PROBLEM
How many lines of these entries hold the string "caption"? Answer with the number alone.

Stored data entries:

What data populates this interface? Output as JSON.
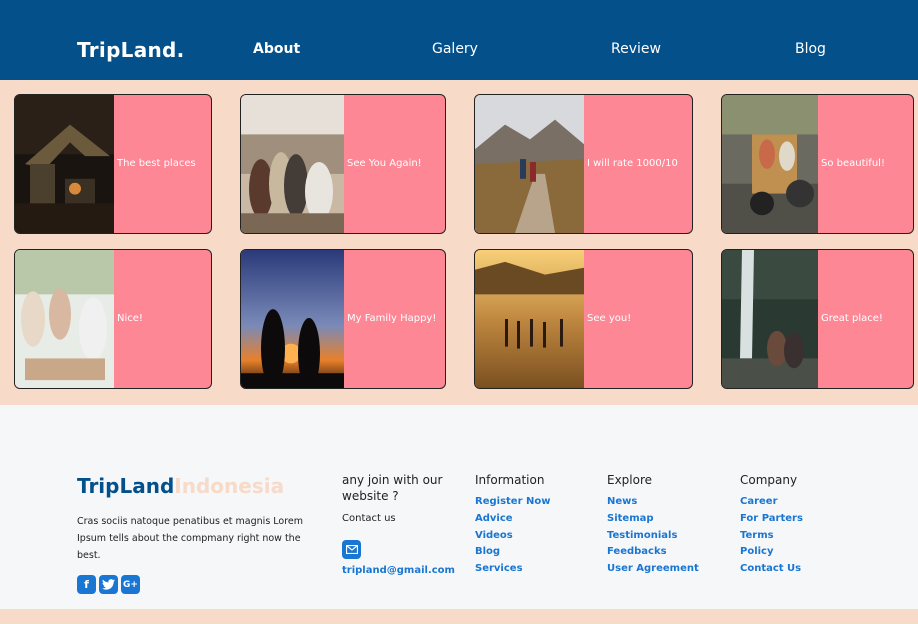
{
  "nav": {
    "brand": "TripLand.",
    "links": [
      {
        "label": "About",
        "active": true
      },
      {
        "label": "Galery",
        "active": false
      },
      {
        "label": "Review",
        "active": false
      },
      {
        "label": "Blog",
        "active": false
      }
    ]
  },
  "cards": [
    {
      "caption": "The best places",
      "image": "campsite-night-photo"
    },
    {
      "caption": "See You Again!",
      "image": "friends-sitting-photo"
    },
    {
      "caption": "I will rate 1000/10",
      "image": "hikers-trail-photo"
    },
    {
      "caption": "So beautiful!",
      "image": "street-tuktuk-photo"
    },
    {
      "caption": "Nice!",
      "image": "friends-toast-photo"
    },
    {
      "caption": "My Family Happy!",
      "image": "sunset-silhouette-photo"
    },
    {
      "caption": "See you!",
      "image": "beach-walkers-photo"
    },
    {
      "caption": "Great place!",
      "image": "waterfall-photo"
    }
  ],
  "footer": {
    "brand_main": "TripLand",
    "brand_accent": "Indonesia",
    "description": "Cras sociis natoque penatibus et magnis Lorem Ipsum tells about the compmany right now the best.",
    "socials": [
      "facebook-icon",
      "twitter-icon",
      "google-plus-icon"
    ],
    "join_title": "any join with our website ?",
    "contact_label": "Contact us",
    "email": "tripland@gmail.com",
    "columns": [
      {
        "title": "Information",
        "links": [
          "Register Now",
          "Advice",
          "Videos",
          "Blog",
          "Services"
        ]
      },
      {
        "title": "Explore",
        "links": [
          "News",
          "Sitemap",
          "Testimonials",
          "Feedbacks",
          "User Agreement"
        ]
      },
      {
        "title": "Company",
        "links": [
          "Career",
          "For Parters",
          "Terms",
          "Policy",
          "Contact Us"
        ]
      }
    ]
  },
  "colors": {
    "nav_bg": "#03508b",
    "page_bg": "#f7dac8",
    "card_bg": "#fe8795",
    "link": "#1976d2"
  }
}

TASK ANSWER
8